Extracts from a graphics dataset:
****************************************
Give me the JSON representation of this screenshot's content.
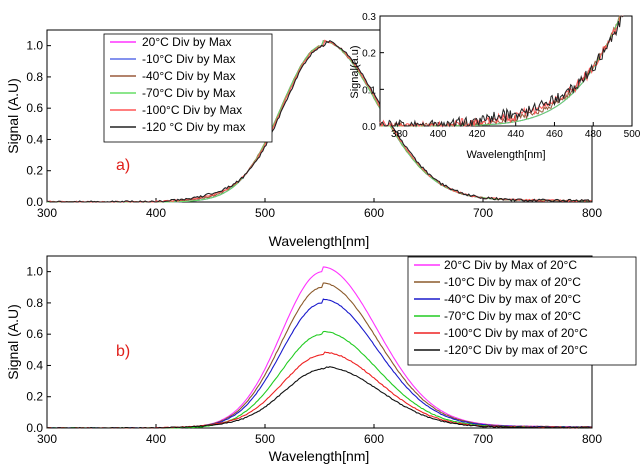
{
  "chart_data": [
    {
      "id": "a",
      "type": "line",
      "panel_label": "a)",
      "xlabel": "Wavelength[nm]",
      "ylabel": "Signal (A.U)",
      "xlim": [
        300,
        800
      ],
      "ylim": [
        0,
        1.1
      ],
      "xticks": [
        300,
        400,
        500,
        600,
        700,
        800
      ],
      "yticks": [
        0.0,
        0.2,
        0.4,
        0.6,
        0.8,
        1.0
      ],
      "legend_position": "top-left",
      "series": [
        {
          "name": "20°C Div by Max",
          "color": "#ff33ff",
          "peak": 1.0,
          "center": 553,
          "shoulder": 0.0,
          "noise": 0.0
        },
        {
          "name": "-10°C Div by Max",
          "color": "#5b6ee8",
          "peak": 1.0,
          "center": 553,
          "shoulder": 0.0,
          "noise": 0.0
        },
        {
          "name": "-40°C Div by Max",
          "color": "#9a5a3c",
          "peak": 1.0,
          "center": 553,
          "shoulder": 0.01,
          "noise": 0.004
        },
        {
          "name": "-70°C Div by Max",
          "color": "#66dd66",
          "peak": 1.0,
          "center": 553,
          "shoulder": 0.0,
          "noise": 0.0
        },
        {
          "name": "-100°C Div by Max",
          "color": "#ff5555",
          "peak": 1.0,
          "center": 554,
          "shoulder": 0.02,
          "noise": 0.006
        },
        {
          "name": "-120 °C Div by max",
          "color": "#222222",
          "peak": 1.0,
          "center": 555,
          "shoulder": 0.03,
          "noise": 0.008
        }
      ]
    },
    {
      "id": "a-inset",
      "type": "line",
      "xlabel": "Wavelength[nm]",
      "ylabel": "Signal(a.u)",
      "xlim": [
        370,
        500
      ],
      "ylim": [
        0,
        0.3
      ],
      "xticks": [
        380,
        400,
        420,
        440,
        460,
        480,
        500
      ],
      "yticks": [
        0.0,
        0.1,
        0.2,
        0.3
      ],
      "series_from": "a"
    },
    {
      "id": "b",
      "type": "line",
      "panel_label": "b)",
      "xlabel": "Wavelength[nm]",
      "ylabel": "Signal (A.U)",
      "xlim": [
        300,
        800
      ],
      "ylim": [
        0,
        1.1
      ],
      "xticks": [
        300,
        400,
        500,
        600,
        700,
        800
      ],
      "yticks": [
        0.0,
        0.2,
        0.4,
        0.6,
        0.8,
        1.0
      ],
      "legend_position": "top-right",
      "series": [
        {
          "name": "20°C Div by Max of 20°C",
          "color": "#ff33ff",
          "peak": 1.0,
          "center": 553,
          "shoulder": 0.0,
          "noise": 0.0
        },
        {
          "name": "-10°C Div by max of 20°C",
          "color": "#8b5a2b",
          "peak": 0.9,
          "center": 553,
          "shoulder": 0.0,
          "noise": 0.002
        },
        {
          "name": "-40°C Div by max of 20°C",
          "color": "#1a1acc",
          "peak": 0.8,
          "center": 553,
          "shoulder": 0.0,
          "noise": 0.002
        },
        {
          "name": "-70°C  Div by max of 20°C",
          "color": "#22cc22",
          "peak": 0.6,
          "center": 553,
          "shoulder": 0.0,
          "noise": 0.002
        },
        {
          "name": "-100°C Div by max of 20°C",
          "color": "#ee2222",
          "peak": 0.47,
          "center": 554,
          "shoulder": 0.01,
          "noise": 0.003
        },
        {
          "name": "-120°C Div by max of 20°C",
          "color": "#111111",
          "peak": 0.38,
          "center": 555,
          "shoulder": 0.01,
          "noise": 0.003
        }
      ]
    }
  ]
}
****************************************
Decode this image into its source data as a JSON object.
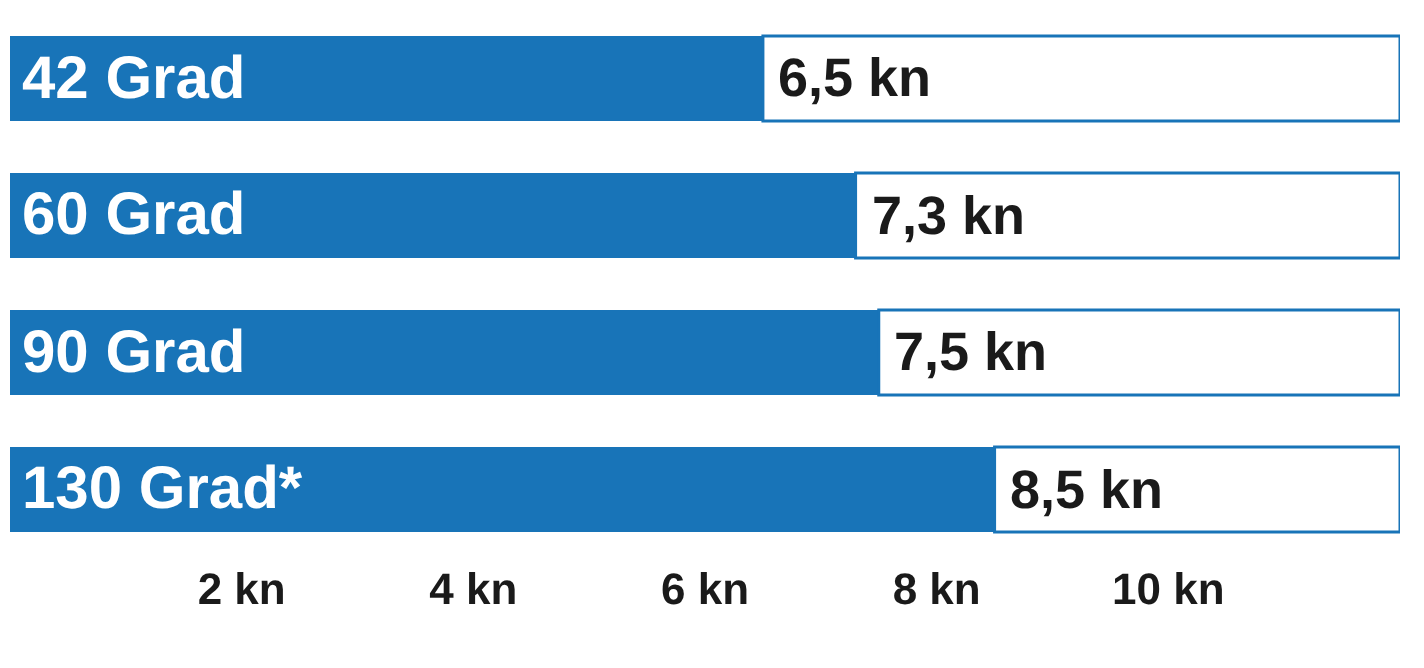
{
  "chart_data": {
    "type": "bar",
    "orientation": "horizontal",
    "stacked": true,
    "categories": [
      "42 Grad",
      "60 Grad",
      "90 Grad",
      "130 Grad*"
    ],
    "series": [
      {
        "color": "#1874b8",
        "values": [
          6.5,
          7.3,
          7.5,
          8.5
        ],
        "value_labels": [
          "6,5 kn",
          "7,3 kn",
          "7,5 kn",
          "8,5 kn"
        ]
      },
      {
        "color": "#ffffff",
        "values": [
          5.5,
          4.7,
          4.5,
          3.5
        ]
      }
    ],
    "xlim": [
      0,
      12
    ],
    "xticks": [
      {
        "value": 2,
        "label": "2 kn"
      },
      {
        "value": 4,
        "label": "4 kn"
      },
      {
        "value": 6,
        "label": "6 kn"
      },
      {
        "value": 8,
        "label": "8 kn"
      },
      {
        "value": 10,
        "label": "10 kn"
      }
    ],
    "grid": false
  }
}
****************************************
Report the number of lines in the entries above that include the string "this". Give nothing but the number.

2